### Set problem
Using the listing below, copy every line that mentions "Sugars".

### Rows from a figure dataset
*****
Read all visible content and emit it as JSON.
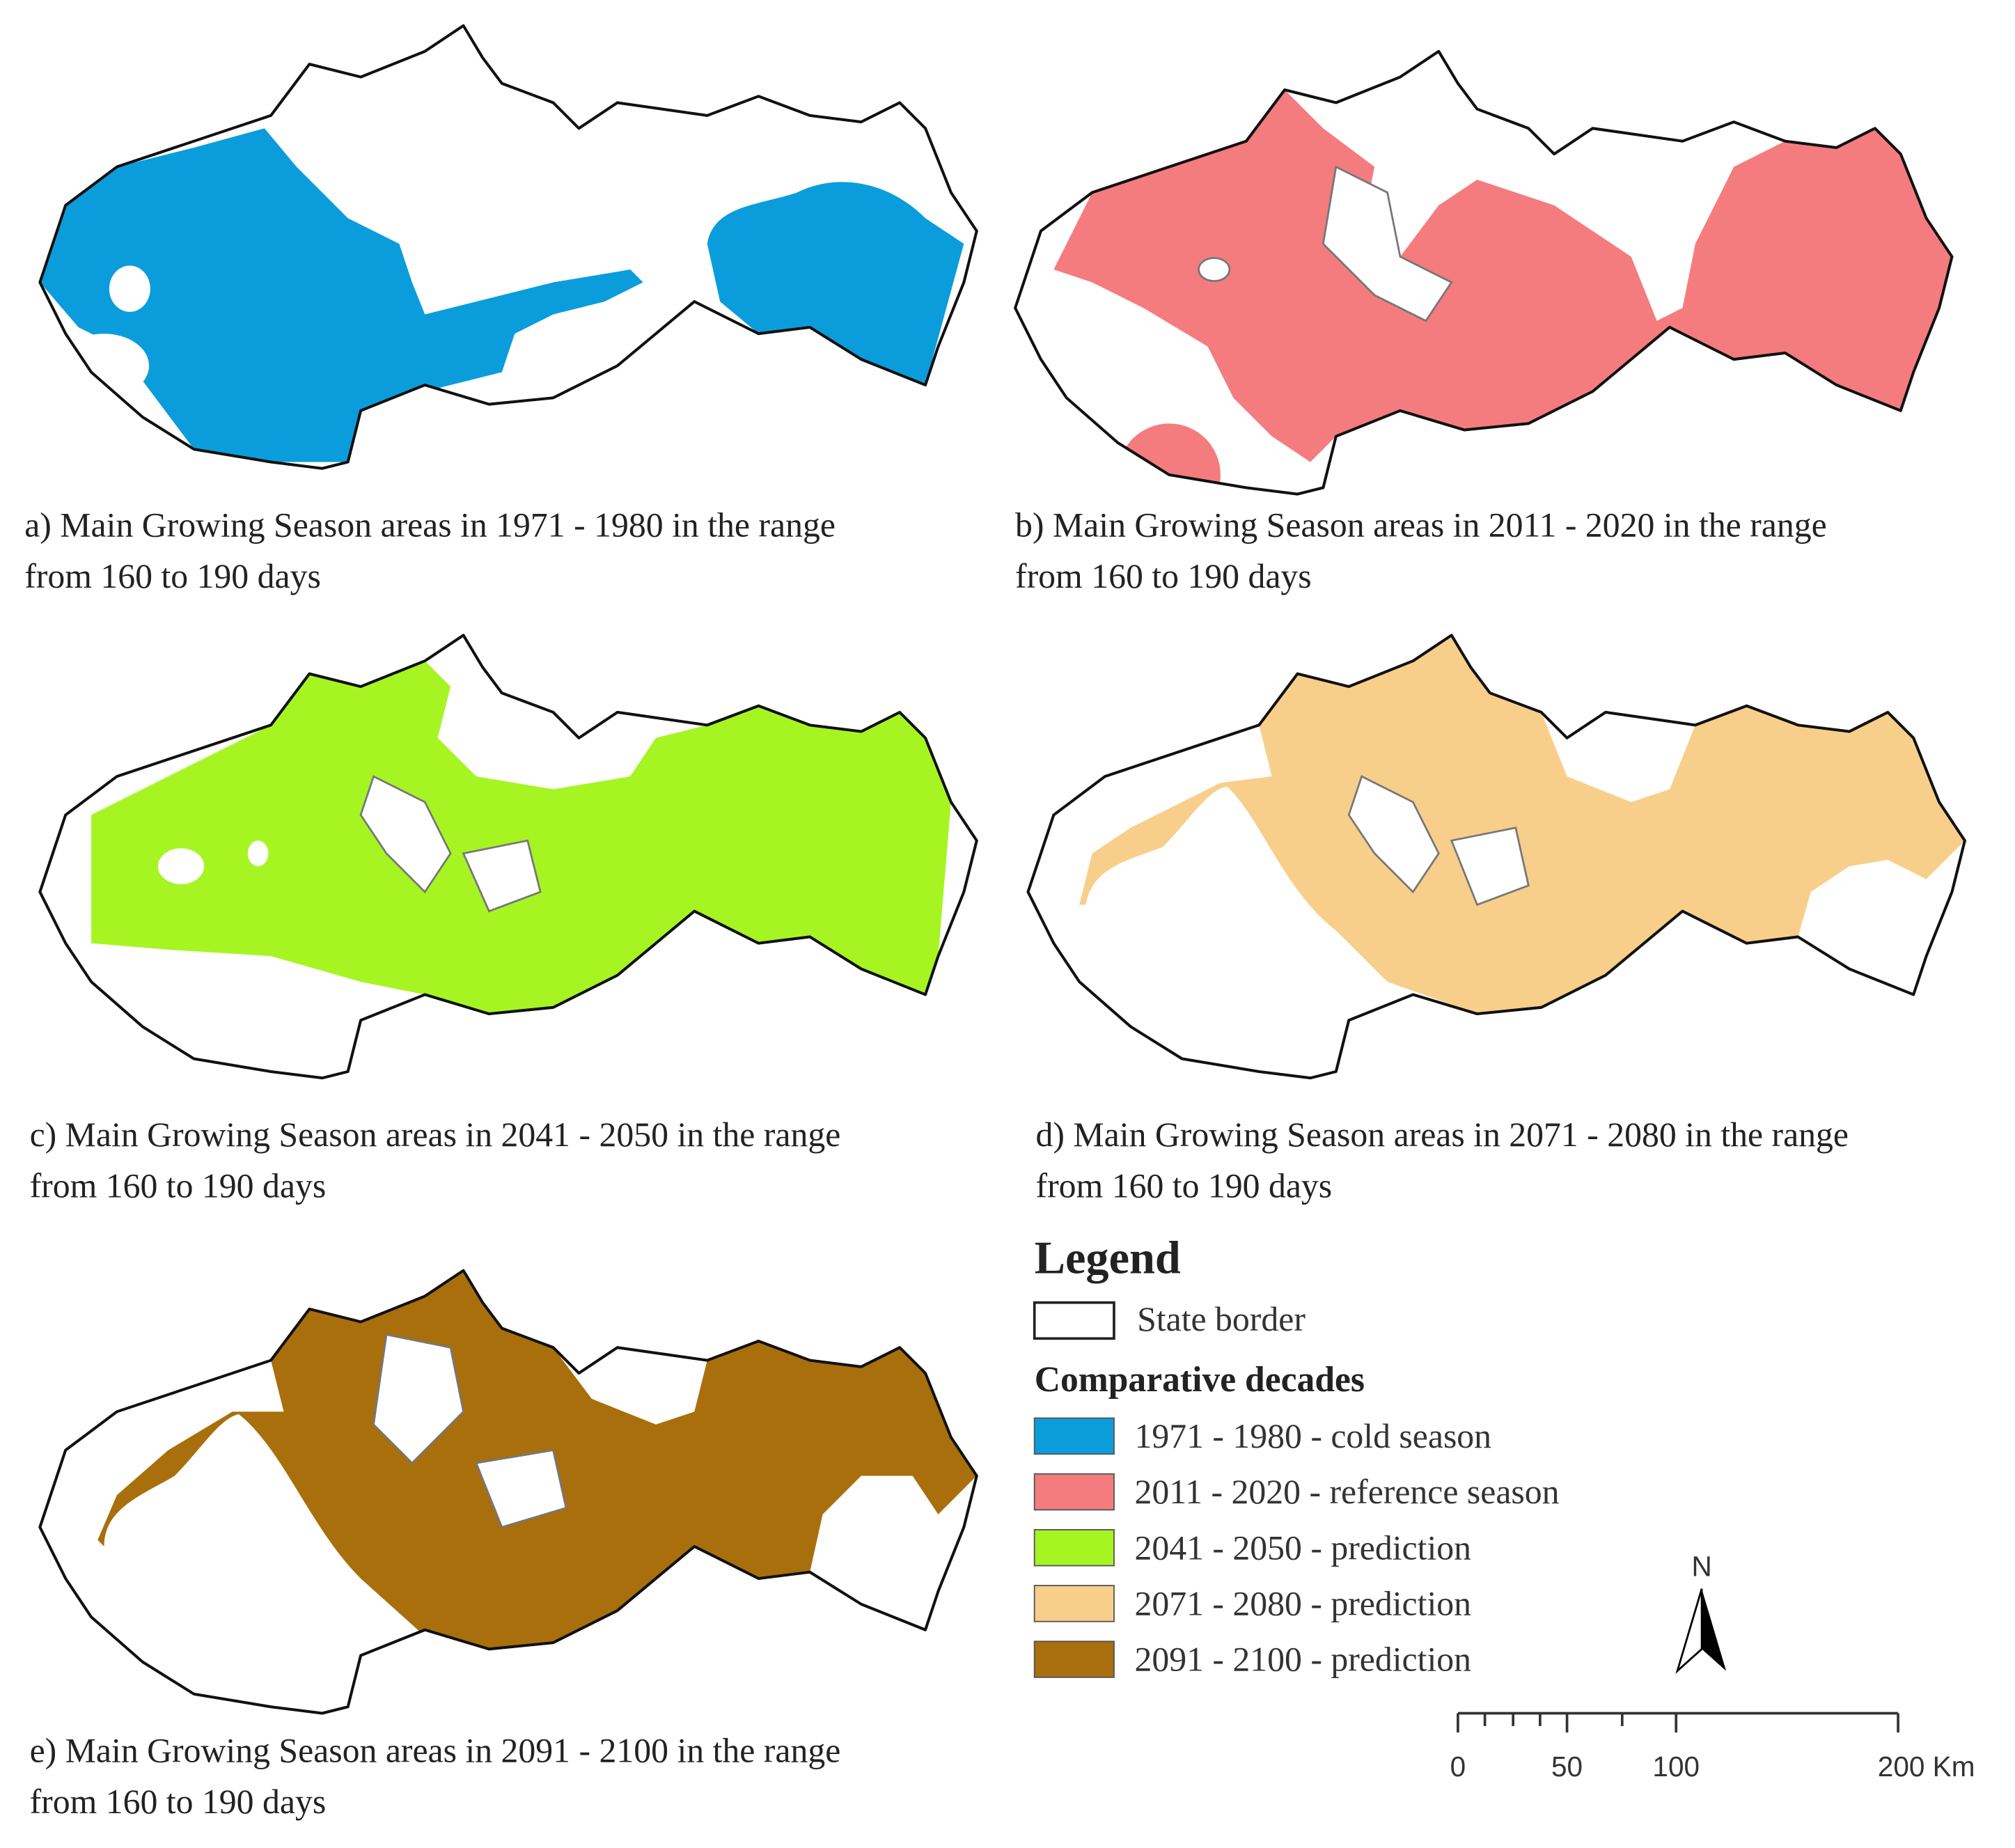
{
  "panels": [
    {
      "caption_line1": "a) Main Growing Season areas in 1971 - 1980 in the range",
      "caption_line2": "from 160 to 190 days"
    },
    {
      "caption_line1": "b) Main Growing Season areas in 2011 - 2020 in the range",
      "caption_line2": "from 160 to 190 days"
    },
    {
      "caption_line1": "c) Main Growing Season areas in 2041 - 2050 in the range",
      "caption_line2": "from 160 to 190 days"
    },
    {
      "caption_line1": "d) Main Growing Season areas in 2071 - 2080 in the range",
      "caption_line2": "from 160 to 190 days"
    },
    {
      "caption_line1": "e) Main Growing Season areas in 2091 - 2100 in the range",
      "caption_line2": "from 160 to 190 days"
    }
  ],
  "legend": {
    "title": "Legend",
    "border_label": "State border",
    "section_title": "Comparative decades",
    "items": [
      {
        "label": "1971 - 1980 - cold season",
        "color": "#0b9ddb"
      },
      {
        "label": "2011 - 2020 - reference season",
        "color": "#f47c7f"
      },
      {
        "label": "2041 - 2050 - prediction",
        "color": "#a6f523"
      },
      {
        "label": "2071 - 2080 - prediction",
        "color": "#f8cf8a"
      },
      {
        "label": "2091 - 2100 - prediction",
        "color": "#a86f0c"
      }
    ]
  },
  "scale_bar": {
    "labels": [
      "0",
      "50",
      "100",
      "200 Km"
    ]
  },
  "north_label": "N"
}
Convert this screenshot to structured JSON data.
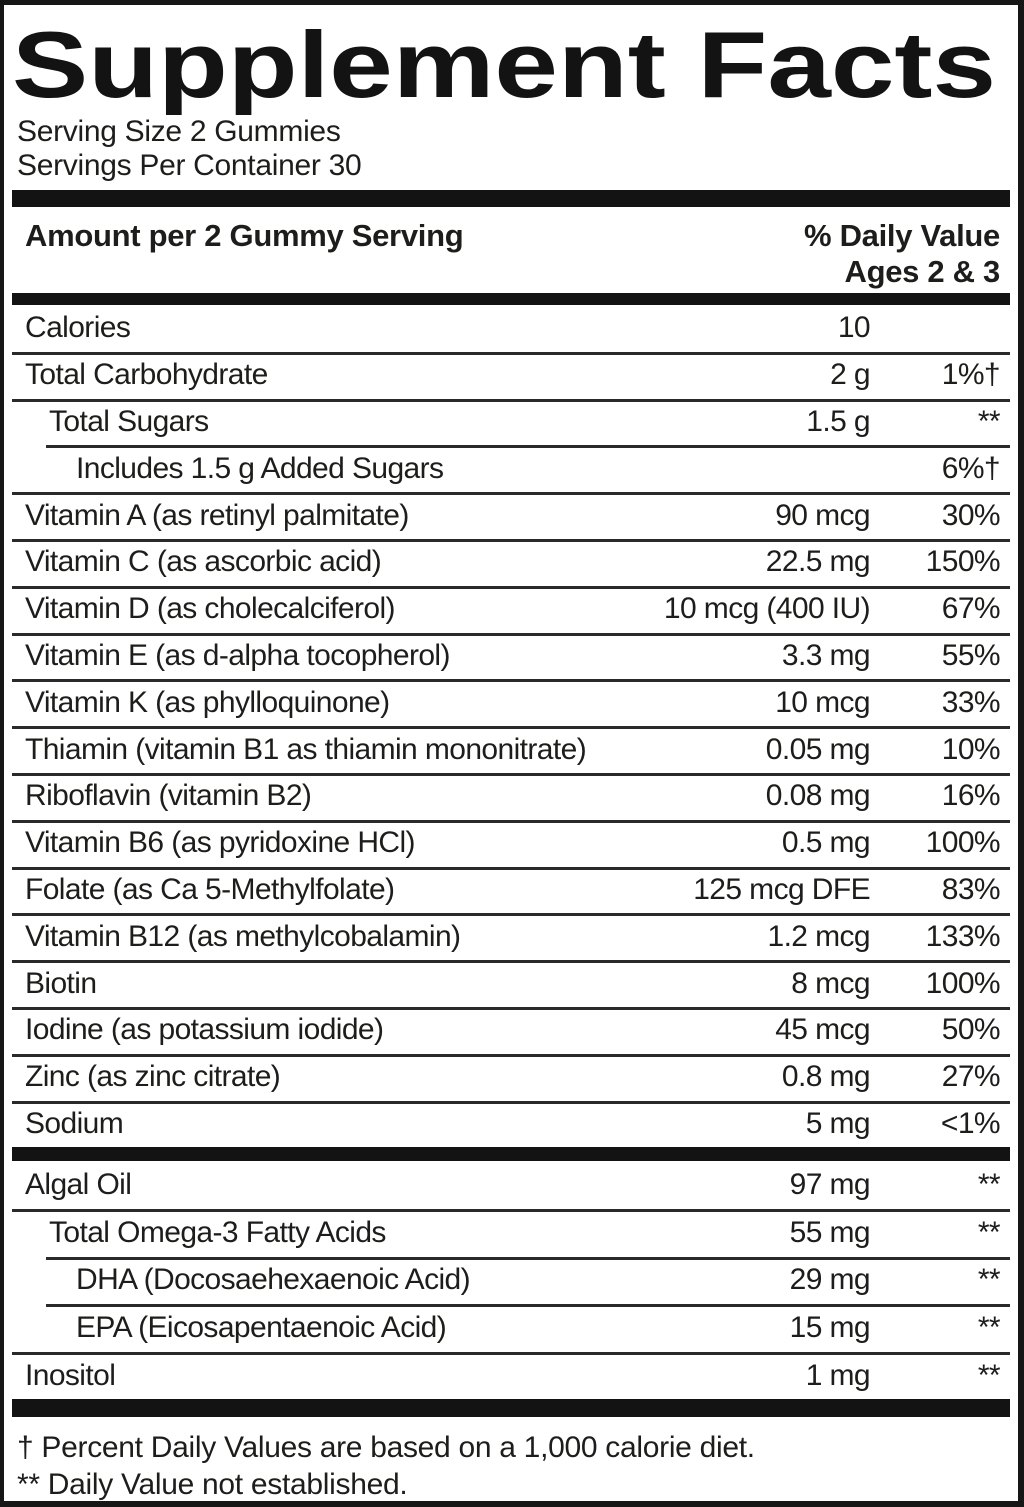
{
  "title": "Supplement Facts",
  "serving": {
    "size_line": "Serving Size 2 Gummies",
    "per_container_line": "Servings Per Container 30"
  },
  "header": {
    "amount_label": "Amount per 2 Gummy Serving",
    "dv_label": "% Daily Value",
    "dv_sublabel": "Ages 2 & 3"
  },
  "panel": {
    "main_rows": [
      {
        "name": "Calories",
        "amount": "10",
        "dv": "",
        "indent": 0
      },
      {
        "name": "Total Carbohydrate",
        "amount": "2 g",
        "dv": "1%†",
        "indent": 0
      },
      {
        "name": "Total Sugars",
        "amount": "1.5 g",
        "dv": "**",
        "indent": 1
      },
      {
        "name": "Includes 1.5 g Added Sugars",
        "amount": "",
        "dv": "6%†",
        "indent": 2
      },
      {
        "name": "Vitamin A (as retinyl palmitate)",
        "amount": "90 mcg",
        "dv": "30%",
        "indent": 0
      },
      {
        "name": "Vitamin C (as ascorbic acid)",
        "amount": "22.5 mg",
        "dv": "150%",
        "indent": 0
      },
      {
        "name": "Vitamin D (as cholecalciferol)",
        "amount": "10 mcg (400 IU)",
        "dv": "67%",
        "indent": 0
      },
      {
        "name": "Vitamin E (as d-alpha tocopherol)",
        "amount": "3.3 mg",
        "dv": "55%",
        "indent": 0
      },
      {
        "name": "Vitamin K (as phylloquinone)",
        "amount": "10 mcg",
        "dv": "33%",
        "indent": 0
      },
      {
        "name": "Thiamin (vitamin B1 as thiamin mononitrate)",
        "amount": "0.05 mg",
        "dv": "10%",
        "indent": 0
      },
      {
        "name": "Riboflavin (vitamin B2)",
        "amount": "0.08 mg",
        "dv": "16%",
        "indent": 0
      },
      {
        "name": "Vitamin B6 (as pyridoxine HCl)",
        "amount": "0.5 mg",
        "dv": "100%",
        "indent": 0
      },
      {
        "name": "Folate (as Ca 5-Methylfolate)",
        "amount": "125 mcg DFE",
        "dv": "83%",
        "indent": 0
      },
      {
        "name": "Vitamin B12 (as methylcobalamin)",
        "amount": "1.2 mcg",
        "dv": "133%",
        "indent": 0
      },
      {
        "name": "Biotin",
        "amount": "8 mcg",
        "dv": "100%",
        "indent": 0
      },
      {
        "name": "Iodine (as potassium iodide)",
        "amount": "45 mcg",
        "dv": "50%",
        "indent": 0
      },
      {
        "name": "Zinc (as zinc citrate)",
        "amount": "0.8 mg",
        "dv": "27%",
        "indent": 0
      },
      {
        "name": "Sodium",
        "amount": "5 mg",
        "dv": "<1%",
        "indent": 0
      }
    ],
    "secondary_rows": [
      {
        "name": "Algal Oil",
        "amount": "97 mg",
        "dv": "**",
        "indent": 0
      },
      {
        "name": "Total Omega-3 Fatty Acids",
        "amount": "55 mg",
        "dv": "**",
        "indent": 1
      },
      {
        "name": "DHA (Docosaehexaenoic Acid)",
        "amount": "29 mg",
        "dv": "**",
        "indent": 2
      },
      {
        "name": "EPA (Eicosapentaenoic Acid)",
        "amount": "15 mg",
        "dv": "**",
        "indent": 2
      },
      {
        "name": "Inositol",
        "amount": "1 mg",
        "dv": "**",
        "indent": 0
      }
    ]
  },
  "footnotes": {
    "dagger": "† Percent Daily Values are based on a 1,000 calorie diet.",
    "double_asterisk": "** Daily Value not established."
  },
  "colors": {
    "background": "#ffffff",
    "text": "#1d1d1b",
    "bar": "#131313",
    "hairline": "#2a2a2a"
  }
}
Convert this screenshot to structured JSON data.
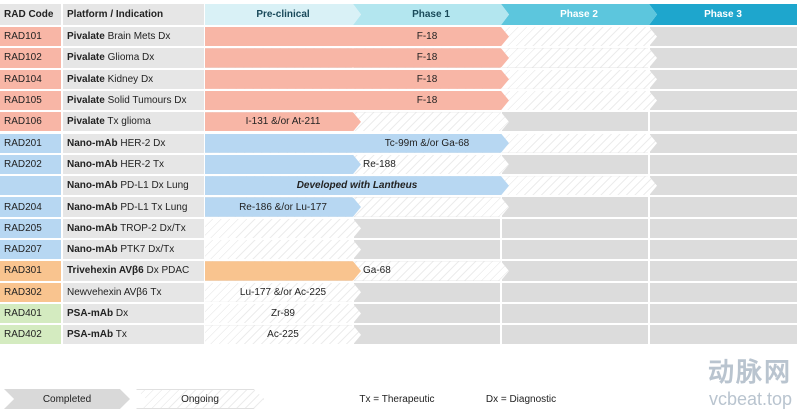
*****
### Output for this task
        "name": "Total Sugars",
        "name": "Includes 1.5 g Added Sugars",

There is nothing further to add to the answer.